GIVEN RECORDS »
------------------------------------------------

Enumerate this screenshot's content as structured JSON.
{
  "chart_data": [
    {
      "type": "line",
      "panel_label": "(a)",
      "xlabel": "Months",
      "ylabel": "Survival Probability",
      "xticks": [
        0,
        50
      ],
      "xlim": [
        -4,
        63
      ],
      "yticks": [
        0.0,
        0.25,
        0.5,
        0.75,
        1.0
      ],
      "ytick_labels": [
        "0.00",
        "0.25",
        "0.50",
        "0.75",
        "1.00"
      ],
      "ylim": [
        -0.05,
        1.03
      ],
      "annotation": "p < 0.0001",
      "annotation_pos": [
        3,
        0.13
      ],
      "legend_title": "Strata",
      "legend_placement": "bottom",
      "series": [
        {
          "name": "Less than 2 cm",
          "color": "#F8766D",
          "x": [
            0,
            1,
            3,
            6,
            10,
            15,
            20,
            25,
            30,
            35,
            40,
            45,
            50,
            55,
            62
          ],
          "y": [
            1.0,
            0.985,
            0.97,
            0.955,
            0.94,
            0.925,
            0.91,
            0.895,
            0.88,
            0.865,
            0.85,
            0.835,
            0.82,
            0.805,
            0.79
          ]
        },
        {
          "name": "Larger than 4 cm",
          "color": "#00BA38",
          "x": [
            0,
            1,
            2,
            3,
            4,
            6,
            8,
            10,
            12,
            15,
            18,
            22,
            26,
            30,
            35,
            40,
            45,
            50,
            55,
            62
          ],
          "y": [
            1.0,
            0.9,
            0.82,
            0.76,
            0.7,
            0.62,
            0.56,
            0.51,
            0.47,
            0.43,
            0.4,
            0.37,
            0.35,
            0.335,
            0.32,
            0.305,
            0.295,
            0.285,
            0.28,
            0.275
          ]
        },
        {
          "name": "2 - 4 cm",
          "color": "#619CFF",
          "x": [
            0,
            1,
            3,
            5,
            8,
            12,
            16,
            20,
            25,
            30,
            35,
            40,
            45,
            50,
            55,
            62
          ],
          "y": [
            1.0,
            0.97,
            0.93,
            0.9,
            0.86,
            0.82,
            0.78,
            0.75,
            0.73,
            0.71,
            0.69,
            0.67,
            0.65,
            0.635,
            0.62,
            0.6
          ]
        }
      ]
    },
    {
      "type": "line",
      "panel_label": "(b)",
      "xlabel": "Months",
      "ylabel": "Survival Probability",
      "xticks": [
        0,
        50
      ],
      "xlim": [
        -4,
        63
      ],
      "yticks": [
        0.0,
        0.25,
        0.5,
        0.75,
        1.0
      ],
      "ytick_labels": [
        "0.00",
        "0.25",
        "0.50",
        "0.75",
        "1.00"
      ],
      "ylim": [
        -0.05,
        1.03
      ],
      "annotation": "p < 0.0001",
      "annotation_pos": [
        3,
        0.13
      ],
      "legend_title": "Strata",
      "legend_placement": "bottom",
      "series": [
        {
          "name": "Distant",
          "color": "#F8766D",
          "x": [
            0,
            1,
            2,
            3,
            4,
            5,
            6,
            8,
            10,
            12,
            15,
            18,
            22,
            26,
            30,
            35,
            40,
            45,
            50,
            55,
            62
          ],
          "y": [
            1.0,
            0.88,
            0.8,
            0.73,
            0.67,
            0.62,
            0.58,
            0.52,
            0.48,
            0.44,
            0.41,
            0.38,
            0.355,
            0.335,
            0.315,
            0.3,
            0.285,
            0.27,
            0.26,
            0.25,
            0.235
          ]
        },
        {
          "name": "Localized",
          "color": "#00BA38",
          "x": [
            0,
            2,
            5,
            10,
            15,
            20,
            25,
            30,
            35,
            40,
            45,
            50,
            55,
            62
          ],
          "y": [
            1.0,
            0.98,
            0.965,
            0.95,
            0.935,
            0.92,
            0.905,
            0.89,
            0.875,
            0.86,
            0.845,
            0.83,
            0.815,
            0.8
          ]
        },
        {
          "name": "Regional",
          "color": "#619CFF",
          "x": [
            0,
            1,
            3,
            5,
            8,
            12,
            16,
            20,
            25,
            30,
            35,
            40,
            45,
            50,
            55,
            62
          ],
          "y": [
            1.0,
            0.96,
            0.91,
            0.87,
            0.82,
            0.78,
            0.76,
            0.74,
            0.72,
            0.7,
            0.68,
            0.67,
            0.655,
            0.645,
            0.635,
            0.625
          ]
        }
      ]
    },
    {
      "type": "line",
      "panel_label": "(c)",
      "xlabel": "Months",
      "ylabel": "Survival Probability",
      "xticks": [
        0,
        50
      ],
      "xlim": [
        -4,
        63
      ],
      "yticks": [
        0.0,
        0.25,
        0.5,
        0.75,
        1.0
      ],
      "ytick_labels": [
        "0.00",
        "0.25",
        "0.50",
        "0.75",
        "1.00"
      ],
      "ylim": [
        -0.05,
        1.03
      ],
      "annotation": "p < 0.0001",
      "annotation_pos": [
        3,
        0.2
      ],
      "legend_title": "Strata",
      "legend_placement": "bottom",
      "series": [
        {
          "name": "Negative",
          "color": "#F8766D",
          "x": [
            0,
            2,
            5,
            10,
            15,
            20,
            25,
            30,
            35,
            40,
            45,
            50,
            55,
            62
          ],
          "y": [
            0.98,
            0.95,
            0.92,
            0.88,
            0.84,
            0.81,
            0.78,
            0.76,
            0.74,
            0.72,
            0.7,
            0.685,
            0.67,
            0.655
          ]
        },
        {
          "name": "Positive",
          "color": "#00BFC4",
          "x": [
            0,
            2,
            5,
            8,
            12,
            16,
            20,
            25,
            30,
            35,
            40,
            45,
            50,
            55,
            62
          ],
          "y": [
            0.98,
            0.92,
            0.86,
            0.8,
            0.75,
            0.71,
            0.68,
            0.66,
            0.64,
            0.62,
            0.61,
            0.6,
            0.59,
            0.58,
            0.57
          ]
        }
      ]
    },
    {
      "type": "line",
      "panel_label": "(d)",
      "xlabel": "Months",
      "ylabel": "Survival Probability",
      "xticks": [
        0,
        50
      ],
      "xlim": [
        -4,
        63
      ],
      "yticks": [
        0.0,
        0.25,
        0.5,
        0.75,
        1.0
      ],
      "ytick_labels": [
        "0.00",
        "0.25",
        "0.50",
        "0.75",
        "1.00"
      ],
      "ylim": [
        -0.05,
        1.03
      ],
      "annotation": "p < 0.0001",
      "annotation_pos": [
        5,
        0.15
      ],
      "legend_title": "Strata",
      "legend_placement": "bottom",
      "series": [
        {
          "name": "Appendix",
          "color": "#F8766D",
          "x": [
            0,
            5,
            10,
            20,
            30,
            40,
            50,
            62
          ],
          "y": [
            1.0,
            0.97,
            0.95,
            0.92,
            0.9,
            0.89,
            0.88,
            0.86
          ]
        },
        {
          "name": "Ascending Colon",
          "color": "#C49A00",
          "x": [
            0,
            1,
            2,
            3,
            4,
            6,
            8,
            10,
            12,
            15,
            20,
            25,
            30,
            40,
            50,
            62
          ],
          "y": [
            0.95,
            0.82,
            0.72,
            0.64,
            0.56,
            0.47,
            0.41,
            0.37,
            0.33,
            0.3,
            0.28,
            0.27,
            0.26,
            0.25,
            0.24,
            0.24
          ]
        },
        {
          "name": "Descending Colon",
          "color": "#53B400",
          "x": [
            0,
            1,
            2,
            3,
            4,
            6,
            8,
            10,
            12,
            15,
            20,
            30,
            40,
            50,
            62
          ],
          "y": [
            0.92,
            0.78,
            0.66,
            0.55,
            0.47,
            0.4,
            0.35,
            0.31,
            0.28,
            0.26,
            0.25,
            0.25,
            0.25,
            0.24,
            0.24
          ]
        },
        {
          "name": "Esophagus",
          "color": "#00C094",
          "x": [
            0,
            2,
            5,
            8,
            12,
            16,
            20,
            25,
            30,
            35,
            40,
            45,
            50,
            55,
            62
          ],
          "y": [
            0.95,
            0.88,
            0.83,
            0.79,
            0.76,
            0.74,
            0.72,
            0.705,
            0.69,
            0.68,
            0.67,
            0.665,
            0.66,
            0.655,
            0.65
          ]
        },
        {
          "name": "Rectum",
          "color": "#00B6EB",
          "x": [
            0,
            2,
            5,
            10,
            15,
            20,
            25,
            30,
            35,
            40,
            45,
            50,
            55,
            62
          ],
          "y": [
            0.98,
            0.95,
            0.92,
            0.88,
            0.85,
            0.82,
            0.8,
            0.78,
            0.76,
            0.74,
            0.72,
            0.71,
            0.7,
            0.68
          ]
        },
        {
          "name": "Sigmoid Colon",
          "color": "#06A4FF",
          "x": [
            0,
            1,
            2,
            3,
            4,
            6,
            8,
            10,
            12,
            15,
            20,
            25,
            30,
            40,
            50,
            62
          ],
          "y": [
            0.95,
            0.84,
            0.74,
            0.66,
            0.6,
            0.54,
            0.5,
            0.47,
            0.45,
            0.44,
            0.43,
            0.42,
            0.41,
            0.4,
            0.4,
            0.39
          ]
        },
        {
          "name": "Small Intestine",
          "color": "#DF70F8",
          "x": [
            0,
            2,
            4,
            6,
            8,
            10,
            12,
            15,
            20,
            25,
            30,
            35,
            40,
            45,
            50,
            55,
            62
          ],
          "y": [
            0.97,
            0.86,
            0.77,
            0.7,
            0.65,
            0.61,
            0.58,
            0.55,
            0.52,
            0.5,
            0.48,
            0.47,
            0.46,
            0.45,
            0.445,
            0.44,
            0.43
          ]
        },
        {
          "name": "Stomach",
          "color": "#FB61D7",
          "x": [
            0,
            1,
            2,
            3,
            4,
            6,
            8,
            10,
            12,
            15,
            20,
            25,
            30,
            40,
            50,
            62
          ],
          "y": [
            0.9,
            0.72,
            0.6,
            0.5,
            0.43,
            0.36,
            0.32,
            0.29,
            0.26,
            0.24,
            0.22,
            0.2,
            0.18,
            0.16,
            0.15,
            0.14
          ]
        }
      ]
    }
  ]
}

------------------------------------------------

WHAT THE EXERCISE ASKS »
Copy out every line of the data that includes "than".

FULL RESPONSE »
          "name": "Less than 2 cm",
          "name": "Larger than 4 cm",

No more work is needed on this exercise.